═══ Data records

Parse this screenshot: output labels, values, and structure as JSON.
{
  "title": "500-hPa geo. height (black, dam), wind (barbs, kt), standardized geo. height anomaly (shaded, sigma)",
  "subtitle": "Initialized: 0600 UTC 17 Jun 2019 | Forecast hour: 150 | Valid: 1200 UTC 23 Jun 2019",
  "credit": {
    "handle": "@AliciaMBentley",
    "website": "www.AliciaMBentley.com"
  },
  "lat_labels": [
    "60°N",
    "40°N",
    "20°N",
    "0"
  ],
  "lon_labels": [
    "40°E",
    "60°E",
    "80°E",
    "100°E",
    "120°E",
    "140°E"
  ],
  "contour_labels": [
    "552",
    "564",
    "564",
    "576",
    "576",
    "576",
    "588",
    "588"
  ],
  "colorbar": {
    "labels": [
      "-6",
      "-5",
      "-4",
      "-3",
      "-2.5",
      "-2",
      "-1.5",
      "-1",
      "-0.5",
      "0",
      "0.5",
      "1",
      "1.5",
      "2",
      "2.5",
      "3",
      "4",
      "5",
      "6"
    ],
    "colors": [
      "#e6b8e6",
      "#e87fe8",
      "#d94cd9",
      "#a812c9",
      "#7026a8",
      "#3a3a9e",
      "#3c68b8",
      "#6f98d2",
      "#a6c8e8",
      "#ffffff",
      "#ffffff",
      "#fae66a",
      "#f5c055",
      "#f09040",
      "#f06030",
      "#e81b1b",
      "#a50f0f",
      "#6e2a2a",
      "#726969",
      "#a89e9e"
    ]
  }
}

══════

Print again each line of the listing above, exactly as it appears.

Parse this screenshot: output labels, values, and structure as JSON.
{
  "title": "500-hPa geo. height (black, dam), wind (barbs, kt), standardized geo. height anomaly (shaded, sigma)",
  "subtitle": "Initialized: 0600 UTC 17 Jun 2019 | Forecast hour: 150 | Valid: 1200 UTC 23 Jun 2019",
  "credit": {
    "handle": "@AliciaMBentley",
    "website": "www.AliciaMBentley.com"
  },
  "lat_labels": [
    "60°N",
    "40°N",
    "20°N",
    "0"
  ],
  "lon_labels": [
    "40°E",
    "60°E",
    "80°E",
    "100°E",
    "120°E",
    "140°E"
  ],
  "contour_labels": [
    "552",
    "564",
    "564",
    "576",
    "576",
    "576",
    "588",
    "588"
  ],
  "colorbar": {
    "labels": [
      "-6",
      "-5",
      "-4",
      "-3",
      "-2.5",
      "-2",
      "-1.5",
      "-1",
      "-0.5",
      "0",
      "0.5",
      "1",
      "1.5",
      "2",
      "2.5",
      "3",
      "4",
      "5",
      "6"
    ],
    "colors": [
      "#e6b8e6",
      "#e87fe8",
      "#d94cd9",
      "#a812c9",
      "#7026a8",
      "#3a3a9e",
      "#3c68b8",
      "#6f98d2",
      "#a6c8e8",
      "#ffffff",
      "#ffffff",
      "#fae66a",
      "#f5c055",
      "#f09040",
      "#f06030",
      "#e81b1b",
      "#a50f0f",
      "#6e2a2a",
      "#726969",
      "#a89e9e"
    ]
  }
}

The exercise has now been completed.